Records for this exercise:
+ + +

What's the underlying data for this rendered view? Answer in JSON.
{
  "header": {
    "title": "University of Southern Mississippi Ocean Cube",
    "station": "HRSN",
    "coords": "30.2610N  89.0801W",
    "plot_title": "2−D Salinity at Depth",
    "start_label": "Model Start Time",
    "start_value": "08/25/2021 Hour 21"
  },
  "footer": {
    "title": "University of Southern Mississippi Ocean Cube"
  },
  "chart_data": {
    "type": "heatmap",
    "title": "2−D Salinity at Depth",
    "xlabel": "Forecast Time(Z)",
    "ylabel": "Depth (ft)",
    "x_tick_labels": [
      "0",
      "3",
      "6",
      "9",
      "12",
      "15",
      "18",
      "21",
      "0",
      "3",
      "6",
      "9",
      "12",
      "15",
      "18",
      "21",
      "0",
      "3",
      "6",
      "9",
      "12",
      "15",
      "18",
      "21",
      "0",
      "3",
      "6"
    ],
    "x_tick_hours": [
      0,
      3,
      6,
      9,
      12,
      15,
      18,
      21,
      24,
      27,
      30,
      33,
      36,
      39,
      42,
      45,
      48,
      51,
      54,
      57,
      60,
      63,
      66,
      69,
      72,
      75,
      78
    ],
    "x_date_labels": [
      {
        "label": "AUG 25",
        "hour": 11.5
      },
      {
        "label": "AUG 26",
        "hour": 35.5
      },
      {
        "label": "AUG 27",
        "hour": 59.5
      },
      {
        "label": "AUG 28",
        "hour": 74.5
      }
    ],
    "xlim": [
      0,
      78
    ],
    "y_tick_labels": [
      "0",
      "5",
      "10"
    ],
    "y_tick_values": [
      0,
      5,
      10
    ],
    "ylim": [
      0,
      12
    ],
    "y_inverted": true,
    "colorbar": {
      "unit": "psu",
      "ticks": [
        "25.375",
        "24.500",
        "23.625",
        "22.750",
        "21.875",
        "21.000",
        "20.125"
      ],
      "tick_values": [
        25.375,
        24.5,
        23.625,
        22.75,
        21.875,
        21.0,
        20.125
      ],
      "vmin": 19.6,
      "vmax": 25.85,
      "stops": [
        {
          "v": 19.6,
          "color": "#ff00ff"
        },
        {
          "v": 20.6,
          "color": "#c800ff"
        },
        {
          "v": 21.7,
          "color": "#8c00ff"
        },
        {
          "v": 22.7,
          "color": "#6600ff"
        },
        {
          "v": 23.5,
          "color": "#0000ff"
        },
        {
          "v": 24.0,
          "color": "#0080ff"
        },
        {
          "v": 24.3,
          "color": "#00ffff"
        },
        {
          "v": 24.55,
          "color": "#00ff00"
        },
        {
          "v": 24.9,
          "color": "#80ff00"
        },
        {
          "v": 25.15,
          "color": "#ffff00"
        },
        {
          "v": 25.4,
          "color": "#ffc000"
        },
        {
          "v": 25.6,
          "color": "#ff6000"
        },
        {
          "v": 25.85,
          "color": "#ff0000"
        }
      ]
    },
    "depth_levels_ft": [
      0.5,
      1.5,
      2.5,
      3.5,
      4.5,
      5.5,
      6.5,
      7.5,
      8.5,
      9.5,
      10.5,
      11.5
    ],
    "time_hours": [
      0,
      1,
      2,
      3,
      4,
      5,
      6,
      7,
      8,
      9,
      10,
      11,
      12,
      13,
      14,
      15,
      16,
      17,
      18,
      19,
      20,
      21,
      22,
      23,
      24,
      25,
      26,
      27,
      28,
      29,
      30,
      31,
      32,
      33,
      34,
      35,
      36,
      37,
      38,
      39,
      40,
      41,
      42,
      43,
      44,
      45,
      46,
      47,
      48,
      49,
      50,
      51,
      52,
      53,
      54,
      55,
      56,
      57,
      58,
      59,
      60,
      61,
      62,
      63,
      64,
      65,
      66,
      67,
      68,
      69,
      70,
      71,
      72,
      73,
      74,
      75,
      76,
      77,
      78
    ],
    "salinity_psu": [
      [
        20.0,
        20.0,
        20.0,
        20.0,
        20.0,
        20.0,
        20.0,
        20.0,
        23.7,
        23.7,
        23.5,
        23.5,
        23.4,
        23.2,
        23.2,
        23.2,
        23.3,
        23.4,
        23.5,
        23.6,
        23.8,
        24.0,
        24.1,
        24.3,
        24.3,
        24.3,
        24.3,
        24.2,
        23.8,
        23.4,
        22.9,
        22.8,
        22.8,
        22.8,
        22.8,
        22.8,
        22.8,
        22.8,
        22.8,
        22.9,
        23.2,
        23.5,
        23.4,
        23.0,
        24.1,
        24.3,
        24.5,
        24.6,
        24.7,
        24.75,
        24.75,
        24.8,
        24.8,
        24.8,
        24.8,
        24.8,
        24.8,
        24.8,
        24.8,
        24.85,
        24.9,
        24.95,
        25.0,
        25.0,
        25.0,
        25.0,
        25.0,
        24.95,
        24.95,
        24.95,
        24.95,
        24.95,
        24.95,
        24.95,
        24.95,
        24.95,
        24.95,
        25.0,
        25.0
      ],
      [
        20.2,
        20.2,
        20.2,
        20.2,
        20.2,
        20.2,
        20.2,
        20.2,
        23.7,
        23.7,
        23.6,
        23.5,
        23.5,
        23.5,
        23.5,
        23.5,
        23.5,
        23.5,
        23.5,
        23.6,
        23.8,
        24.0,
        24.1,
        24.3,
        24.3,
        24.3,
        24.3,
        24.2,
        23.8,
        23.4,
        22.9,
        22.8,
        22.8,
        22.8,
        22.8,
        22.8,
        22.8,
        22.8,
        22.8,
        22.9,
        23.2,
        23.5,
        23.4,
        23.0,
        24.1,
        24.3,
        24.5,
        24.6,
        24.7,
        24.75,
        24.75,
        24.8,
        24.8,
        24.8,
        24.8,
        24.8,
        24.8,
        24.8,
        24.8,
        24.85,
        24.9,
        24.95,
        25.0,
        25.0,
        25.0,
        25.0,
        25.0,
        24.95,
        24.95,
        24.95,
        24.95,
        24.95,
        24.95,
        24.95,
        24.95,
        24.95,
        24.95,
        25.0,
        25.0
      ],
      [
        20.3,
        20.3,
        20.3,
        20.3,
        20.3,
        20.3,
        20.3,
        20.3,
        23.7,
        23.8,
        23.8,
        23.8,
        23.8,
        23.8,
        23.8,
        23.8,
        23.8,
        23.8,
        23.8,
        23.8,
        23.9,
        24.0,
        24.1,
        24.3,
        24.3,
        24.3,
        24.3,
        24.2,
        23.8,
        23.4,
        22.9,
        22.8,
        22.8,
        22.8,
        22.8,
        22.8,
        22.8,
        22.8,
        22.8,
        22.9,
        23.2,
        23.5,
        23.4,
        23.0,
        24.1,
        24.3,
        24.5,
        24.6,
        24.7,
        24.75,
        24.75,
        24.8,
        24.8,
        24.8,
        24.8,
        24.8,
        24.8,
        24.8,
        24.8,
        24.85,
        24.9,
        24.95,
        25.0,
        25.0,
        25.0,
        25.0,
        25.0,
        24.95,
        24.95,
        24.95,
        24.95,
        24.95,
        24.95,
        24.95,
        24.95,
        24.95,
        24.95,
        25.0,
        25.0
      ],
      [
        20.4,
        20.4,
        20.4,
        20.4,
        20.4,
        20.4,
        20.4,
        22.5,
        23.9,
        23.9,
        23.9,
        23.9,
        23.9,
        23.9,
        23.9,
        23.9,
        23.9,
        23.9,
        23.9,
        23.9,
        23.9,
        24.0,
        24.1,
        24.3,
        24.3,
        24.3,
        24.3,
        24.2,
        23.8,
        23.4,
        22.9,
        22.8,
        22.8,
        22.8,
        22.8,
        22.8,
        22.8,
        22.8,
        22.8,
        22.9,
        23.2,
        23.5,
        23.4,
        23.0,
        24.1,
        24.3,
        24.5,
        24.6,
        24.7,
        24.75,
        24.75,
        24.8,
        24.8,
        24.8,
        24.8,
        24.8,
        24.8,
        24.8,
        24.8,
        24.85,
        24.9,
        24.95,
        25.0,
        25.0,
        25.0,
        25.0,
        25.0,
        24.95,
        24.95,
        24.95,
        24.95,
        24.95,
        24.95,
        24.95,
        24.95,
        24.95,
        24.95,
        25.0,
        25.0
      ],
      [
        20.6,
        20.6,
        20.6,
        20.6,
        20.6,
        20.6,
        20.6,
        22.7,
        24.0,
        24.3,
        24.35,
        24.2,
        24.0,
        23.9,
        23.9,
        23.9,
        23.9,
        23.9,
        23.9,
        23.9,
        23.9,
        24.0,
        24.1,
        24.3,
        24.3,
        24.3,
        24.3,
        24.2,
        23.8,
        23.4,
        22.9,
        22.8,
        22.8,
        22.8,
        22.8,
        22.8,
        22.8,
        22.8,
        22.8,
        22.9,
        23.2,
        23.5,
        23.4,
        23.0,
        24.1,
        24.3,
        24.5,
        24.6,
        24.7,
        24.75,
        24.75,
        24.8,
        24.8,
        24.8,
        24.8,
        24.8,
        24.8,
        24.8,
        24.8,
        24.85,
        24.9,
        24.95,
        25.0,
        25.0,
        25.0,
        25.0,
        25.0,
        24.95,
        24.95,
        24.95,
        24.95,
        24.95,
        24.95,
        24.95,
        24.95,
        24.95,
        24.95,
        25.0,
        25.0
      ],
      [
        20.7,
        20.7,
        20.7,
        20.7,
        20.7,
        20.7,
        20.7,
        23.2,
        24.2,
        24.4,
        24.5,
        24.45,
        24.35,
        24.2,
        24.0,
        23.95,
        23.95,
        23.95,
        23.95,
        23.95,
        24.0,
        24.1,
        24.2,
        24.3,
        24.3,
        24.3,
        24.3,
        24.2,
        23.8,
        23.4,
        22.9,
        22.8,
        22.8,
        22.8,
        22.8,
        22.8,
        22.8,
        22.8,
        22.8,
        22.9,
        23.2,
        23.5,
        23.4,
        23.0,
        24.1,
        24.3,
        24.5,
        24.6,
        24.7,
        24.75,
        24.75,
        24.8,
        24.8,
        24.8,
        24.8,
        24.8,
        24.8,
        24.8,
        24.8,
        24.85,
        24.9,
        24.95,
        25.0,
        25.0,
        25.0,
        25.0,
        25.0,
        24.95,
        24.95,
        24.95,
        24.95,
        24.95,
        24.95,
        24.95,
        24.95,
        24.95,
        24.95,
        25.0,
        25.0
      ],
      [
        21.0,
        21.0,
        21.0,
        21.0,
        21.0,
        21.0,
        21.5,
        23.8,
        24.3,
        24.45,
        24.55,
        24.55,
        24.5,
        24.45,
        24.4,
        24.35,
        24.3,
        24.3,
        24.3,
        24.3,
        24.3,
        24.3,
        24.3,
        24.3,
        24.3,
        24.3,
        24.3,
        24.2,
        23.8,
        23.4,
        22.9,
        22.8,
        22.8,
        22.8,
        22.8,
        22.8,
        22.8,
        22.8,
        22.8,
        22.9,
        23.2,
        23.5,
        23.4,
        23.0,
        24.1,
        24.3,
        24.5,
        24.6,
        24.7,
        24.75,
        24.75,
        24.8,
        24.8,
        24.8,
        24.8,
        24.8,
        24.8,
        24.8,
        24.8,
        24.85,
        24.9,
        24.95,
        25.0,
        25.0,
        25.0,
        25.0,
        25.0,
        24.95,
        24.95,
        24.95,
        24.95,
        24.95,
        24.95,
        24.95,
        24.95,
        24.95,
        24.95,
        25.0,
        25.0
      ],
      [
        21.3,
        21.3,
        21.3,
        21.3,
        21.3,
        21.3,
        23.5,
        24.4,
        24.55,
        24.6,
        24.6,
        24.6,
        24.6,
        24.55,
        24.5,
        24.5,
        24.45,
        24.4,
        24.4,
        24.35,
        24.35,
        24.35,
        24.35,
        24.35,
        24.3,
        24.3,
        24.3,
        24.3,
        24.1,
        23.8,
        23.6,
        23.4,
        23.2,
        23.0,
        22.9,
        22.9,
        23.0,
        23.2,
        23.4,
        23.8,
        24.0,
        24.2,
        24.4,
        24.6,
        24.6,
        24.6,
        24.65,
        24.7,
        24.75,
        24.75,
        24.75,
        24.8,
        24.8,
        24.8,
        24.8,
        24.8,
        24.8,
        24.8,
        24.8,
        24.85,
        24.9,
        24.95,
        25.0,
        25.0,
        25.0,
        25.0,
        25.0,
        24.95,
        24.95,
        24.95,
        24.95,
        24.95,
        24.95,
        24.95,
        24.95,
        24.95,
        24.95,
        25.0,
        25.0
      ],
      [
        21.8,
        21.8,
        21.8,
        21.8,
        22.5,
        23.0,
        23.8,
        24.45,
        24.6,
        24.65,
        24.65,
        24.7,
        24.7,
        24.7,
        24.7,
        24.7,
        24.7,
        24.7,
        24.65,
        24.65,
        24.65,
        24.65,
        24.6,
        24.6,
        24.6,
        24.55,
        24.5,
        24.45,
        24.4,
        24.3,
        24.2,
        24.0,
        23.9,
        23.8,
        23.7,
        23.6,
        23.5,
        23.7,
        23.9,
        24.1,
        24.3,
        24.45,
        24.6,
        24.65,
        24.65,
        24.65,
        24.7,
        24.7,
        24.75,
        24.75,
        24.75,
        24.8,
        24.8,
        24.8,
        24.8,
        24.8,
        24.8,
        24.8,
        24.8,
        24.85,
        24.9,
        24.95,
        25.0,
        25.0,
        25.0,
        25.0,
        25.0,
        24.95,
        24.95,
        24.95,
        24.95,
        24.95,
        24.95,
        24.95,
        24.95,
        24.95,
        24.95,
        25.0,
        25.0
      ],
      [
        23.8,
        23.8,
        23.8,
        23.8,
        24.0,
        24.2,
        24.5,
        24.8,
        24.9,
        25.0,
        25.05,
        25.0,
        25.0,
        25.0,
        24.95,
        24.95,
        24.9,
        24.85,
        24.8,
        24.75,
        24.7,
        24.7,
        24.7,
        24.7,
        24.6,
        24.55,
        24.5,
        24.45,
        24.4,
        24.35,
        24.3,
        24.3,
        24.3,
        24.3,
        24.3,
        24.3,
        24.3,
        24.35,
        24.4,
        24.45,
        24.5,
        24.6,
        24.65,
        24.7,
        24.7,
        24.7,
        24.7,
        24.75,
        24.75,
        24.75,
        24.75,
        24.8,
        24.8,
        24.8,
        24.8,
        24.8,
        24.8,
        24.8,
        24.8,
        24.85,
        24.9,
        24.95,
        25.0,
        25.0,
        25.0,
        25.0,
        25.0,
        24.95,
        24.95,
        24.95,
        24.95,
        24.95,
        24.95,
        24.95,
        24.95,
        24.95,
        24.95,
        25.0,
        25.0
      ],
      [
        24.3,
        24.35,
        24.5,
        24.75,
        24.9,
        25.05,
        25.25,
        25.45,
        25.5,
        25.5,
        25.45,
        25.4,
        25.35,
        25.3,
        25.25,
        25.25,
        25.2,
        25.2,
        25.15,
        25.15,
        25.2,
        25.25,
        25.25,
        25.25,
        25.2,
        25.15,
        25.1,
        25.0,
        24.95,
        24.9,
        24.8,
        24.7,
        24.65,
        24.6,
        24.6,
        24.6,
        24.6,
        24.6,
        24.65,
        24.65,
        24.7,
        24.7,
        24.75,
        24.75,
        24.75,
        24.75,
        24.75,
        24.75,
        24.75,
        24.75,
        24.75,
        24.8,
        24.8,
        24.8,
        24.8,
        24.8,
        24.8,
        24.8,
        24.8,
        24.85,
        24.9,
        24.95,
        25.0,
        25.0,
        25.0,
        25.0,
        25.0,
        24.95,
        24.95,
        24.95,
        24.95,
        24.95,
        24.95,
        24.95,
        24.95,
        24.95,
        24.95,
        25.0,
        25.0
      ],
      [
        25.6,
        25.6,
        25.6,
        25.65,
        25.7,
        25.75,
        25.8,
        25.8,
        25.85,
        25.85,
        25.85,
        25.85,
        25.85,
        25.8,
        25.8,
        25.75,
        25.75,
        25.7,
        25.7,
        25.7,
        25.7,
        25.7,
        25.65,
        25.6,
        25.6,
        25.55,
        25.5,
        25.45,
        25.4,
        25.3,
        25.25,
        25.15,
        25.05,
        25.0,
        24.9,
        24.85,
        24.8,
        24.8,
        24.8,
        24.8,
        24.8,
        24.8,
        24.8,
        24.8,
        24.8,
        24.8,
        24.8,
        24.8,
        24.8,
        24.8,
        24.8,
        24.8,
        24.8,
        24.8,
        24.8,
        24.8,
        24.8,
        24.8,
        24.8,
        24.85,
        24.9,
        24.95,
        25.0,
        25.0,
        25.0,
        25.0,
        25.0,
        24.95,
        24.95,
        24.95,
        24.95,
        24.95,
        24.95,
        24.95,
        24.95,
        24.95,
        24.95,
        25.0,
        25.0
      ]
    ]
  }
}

+ + +

Exercise requirements: Work out the number of lines in this listing that include the word "Southern". Reply with that number only.

Answer in full: 2